Gather every line below where "κολλώδη" appears.

Saved entries:
┌────────

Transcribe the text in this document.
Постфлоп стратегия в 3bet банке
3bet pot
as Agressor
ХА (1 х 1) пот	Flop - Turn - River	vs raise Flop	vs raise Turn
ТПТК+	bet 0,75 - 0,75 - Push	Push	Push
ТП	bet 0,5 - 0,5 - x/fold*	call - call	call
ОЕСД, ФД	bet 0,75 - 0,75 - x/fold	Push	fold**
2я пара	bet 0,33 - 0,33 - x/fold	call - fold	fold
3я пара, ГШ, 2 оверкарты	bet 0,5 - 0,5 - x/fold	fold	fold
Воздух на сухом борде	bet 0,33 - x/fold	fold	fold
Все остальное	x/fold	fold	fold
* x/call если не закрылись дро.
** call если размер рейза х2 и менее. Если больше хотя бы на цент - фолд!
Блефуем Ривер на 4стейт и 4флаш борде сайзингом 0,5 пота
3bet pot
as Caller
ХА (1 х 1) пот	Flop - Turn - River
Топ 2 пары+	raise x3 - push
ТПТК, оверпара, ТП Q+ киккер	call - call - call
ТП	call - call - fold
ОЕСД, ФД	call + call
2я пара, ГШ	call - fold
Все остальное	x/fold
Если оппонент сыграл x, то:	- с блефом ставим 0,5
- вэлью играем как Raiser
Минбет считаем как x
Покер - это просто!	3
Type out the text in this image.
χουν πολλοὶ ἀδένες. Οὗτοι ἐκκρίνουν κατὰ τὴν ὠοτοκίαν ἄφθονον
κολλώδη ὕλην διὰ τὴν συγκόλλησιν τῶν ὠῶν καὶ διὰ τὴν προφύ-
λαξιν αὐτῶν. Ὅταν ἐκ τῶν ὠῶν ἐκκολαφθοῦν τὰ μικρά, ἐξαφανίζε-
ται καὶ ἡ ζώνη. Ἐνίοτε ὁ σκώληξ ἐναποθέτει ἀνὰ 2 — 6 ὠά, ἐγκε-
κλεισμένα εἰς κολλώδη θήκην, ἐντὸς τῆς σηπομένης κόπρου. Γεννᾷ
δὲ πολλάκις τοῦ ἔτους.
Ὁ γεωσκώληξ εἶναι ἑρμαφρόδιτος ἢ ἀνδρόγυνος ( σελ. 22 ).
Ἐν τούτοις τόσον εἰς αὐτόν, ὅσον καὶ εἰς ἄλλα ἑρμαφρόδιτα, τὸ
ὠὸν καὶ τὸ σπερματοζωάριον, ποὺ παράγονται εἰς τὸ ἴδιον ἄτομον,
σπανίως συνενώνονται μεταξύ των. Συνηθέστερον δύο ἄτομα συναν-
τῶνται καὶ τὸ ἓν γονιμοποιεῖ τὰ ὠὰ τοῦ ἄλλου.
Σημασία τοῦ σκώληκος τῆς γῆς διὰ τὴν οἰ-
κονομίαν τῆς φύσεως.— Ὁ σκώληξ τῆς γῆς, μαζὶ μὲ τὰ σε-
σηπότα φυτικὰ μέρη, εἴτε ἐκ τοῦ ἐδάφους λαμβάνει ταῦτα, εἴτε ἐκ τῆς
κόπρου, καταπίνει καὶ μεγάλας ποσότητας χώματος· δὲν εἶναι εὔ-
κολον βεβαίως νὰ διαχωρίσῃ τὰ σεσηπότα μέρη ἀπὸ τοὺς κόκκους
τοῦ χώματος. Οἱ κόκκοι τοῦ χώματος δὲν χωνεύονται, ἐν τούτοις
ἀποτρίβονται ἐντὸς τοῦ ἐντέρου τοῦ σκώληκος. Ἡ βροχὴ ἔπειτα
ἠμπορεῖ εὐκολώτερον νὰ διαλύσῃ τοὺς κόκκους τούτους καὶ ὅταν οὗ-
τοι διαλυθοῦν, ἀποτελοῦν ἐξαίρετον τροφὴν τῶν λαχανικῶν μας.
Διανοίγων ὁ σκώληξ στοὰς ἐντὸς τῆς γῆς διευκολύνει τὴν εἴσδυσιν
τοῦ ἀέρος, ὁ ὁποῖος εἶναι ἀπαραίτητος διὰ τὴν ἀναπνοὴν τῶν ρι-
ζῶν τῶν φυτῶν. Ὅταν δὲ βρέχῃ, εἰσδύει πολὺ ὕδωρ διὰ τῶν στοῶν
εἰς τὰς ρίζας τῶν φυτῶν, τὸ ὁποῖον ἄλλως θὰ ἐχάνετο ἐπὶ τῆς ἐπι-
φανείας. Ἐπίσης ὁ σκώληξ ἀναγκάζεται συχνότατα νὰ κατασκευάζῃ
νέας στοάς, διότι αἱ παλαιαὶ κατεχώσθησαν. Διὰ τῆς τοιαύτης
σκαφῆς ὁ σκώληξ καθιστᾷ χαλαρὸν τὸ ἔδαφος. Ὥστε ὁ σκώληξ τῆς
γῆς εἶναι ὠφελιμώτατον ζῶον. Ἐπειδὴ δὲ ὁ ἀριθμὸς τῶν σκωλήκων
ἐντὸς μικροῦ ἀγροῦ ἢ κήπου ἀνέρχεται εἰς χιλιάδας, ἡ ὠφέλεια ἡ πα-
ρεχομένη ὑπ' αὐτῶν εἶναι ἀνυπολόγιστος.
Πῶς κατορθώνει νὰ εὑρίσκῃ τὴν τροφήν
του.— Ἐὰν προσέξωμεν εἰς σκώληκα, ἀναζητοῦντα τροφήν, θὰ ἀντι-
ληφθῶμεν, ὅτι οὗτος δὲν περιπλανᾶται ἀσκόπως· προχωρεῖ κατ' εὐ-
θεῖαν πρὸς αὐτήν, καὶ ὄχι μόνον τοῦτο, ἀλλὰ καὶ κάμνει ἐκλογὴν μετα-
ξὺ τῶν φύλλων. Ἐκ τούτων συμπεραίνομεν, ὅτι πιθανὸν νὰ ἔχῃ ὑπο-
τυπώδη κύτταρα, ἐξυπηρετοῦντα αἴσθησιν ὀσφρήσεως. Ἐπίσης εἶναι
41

└────────
┌────────

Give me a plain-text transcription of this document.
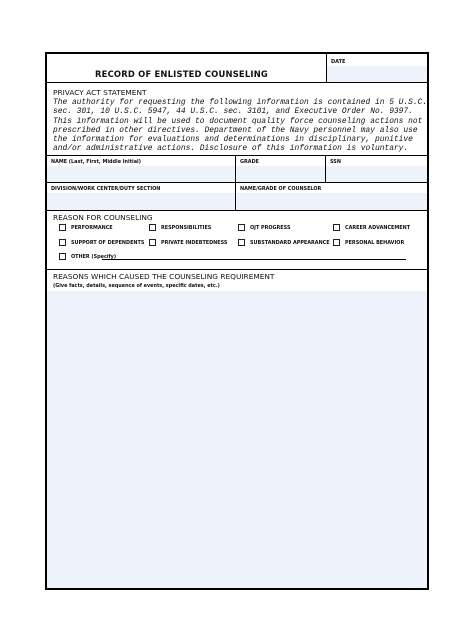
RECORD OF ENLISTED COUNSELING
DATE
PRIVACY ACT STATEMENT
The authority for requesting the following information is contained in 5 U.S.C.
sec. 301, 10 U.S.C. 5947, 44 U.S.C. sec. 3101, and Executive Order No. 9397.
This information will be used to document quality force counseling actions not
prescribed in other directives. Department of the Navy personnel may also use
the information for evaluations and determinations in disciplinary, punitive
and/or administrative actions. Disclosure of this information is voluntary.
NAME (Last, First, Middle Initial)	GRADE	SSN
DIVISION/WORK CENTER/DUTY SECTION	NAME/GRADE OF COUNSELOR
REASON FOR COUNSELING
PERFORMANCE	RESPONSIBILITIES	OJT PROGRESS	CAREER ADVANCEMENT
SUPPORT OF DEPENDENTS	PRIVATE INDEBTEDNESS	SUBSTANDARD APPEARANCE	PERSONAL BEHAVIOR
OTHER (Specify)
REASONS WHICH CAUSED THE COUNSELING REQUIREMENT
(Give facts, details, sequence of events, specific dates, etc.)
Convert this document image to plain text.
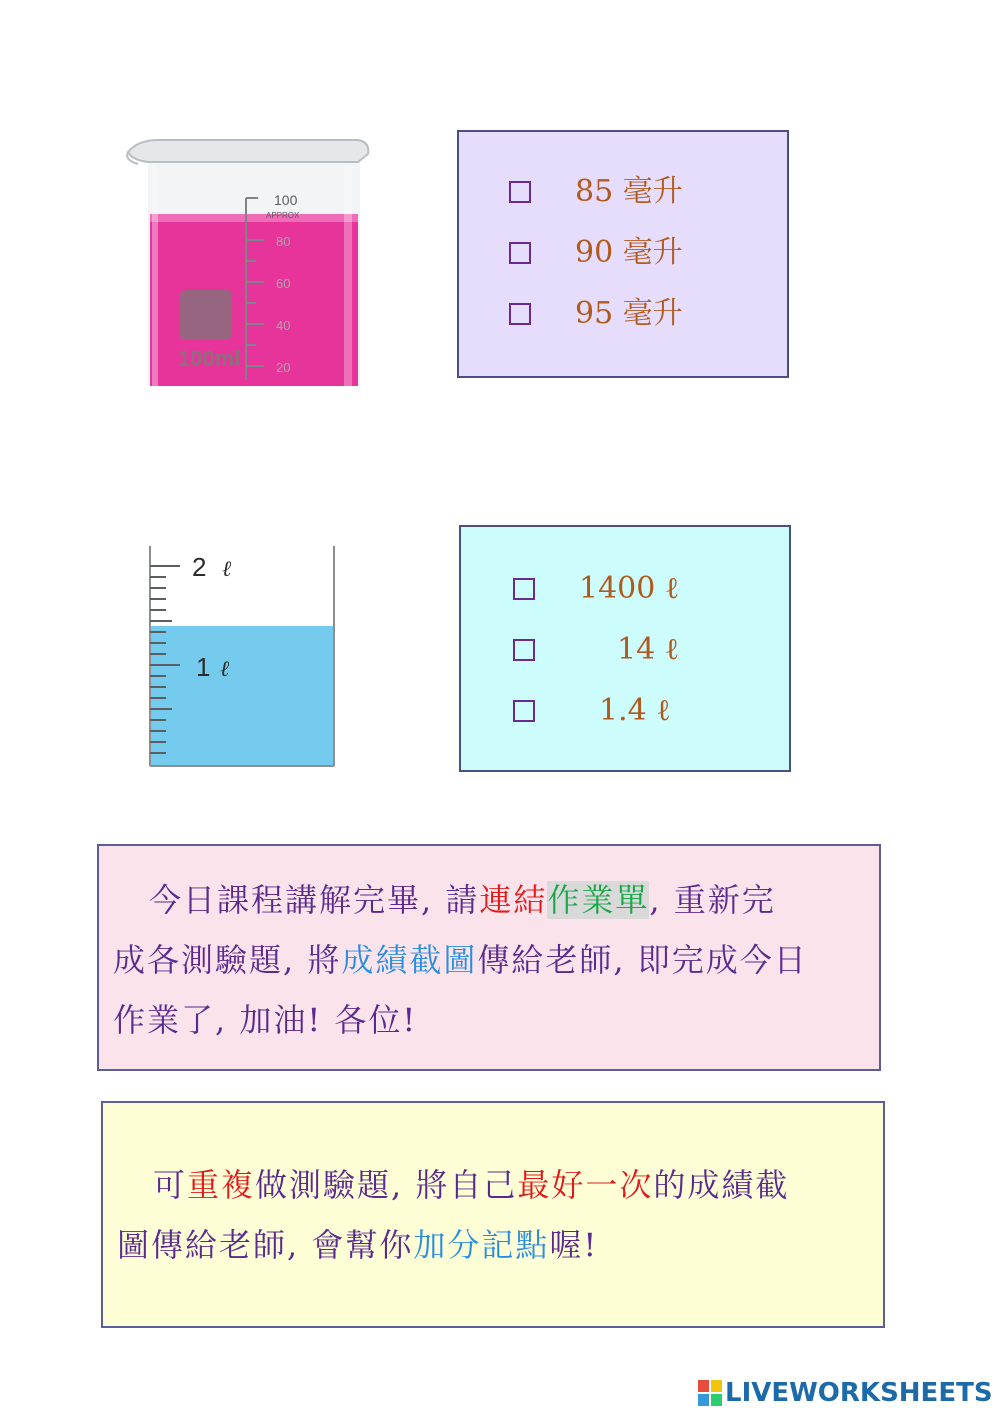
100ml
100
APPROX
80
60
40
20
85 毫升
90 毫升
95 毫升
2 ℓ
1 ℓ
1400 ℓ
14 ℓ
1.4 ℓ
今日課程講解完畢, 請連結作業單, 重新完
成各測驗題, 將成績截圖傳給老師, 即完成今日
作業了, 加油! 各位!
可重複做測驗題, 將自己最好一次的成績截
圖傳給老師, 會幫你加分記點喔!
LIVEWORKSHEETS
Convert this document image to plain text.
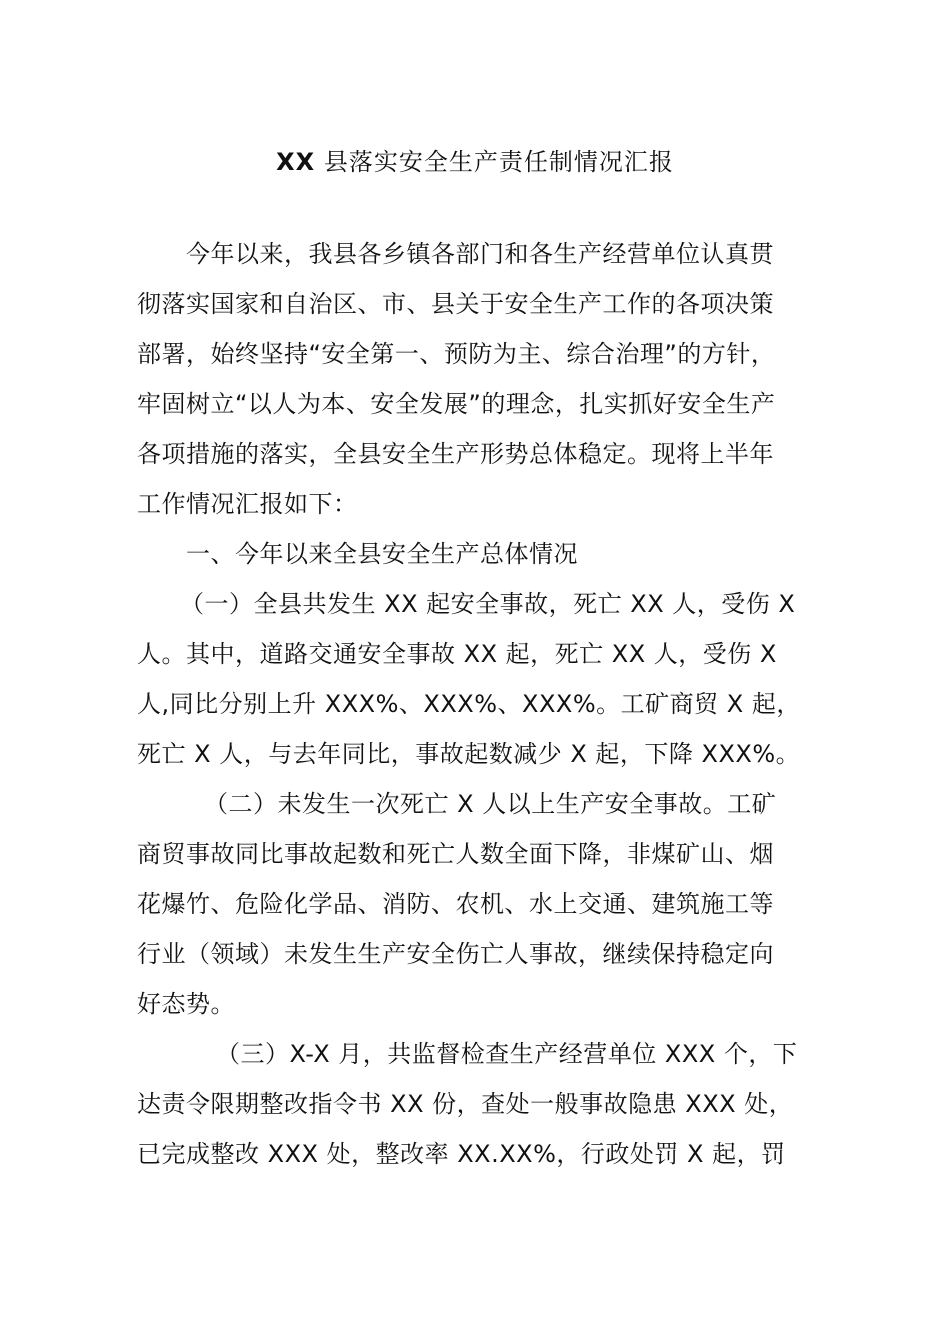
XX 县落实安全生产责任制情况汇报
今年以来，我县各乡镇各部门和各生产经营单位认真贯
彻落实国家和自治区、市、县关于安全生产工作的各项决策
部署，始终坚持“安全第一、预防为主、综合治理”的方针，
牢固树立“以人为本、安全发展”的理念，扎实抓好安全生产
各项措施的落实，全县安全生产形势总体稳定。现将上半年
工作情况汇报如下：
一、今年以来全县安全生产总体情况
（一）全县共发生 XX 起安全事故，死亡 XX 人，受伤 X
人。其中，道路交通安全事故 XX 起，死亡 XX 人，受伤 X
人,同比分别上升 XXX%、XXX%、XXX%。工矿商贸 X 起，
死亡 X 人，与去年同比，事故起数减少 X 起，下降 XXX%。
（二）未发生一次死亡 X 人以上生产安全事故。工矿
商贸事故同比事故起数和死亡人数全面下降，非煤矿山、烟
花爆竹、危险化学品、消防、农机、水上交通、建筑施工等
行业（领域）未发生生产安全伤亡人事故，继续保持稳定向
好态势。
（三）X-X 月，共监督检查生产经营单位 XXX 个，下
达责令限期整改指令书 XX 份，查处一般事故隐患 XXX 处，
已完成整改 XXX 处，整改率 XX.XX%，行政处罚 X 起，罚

└────────

Result of the exercise:
κολλώδη ὕλην διὰ τὴν συγκόλλησιν τῶν ὠῶν καὶ διὰ τὴν προφύ-
κλεισμένα εἰς κολλώδη θήκην, ἐντὸς τῆς σηπομένης κόπρου. Γεννᾷ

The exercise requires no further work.